[Start of Recorded data]

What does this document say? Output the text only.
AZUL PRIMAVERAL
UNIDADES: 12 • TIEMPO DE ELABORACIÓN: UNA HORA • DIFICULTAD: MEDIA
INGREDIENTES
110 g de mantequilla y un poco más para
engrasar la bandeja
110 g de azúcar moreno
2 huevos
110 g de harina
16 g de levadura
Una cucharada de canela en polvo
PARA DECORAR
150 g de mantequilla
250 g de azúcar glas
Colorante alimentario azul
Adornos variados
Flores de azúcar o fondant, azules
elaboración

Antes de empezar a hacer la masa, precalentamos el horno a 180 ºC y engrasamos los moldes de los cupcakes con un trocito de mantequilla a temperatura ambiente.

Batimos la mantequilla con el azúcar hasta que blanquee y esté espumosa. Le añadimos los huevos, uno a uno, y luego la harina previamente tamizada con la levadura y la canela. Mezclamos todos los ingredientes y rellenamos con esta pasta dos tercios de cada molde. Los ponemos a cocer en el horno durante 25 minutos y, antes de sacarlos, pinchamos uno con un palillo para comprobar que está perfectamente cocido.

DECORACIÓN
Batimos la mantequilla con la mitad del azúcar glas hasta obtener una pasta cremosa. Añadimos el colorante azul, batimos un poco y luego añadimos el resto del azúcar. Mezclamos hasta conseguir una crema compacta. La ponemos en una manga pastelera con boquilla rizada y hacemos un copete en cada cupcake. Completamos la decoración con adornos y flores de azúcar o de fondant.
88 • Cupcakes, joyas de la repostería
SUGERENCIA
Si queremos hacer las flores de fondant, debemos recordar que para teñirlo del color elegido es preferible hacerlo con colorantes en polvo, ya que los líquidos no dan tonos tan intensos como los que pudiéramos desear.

[End of Recorded data]

__Written instruction__.
Pick out each line containing "polvo" and report it.

__Response to this task__.
Una cucharada de canela en polvo
Si queremos hacer las flores de fondant, debemos recordar que para teñirlo del color elegido es preferible hacerlo con colorantes en polvo, ya que los líquidos no dan tonos tan intensos como los que pudiéramos desear.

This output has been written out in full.